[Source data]
* begin *
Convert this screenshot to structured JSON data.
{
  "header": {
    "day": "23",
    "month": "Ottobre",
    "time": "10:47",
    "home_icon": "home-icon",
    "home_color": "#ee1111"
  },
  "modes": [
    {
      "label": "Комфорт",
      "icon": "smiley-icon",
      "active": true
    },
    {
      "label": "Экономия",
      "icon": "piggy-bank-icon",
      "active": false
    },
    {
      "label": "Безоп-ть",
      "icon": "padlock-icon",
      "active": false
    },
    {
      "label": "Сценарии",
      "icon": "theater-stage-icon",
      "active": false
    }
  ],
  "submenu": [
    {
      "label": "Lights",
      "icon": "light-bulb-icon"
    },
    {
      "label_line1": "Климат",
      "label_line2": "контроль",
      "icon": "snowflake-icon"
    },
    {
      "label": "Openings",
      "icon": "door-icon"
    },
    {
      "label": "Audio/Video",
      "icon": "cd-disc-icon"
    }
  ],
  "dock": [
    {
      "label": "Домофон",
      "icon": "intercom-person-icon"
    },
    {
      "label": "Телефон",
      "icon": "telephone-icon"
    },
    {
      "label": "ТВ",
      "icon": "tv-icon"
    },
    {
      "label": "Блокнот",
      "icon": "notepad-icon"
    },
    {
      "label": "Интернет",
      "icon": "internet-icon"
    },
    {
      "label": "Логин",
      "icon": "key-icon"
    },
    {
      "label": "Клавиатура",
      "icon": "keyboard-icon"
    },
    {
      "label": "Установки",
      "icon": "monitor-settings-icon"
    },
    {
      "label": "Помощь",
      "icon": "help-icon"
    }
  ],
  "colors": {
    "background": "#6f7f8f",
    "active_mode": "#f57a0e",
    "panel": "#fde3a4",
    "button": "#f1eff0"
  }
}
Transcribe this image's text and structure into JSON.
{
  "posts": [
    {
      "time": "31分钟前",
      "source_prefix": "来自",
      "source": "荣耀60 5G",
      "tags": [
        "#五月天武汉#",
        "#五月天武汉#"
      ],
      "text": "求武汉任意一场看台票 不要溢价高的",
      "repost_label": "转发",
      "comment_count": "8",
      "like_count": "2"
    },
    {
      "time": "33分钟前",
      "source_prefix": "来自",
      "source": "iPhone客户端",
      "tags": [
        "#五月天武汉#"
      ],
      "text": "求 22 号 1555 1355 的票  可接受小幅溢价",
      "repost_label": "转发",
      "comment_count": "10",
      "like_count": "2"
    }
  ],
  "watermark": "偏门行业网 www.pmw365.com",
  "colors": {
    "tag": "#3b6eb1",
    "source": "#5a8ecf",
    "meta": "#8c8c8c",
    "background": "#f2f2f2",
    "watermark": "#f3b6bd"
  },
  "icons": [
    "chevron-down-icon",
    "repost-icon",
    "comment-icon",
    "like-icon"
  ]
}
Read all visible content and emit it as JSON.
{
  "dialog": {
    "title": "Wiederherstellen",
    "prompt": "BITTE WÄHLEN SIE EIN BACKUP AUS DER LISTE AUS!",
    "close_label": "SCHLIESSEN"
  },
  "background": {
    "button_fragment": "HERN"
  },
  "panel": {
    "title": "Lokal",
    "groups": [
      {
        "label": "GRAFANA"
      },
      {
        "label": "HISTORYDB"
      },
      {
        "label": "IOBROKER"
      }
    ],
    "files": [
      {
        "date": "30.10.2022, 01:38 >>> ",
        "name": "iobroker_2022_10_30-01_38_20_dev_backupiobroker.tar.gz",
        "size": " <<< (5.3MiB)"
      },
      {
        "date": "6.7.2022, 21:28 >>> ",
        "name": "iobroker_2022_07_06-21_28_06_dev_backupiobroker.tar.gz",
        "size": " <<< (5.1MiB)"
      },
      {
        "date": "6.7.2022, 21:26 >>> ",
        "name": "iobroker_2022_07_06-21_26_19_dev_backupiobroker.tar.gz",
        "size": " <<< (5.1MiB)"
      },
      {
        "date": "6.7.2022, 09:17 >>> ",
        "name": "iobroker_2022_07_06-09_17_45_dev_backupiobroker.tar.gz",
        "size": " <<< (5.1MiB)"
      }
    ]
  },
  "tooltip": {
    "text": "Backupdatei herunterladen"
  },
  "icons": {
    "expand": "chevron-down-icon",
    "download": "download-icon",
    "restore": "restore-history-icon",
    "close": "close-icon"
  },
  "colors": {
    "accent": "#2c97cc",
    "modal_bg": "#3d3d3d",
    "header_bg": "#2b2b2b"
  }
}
* end *
◆ **Aim of the task**
Identify all lines in the records above with the word "this".

◆ **Answer to the exercise**
Convert this screenshot to structured JSON data.
Transcribe this image's text and structure into JSON.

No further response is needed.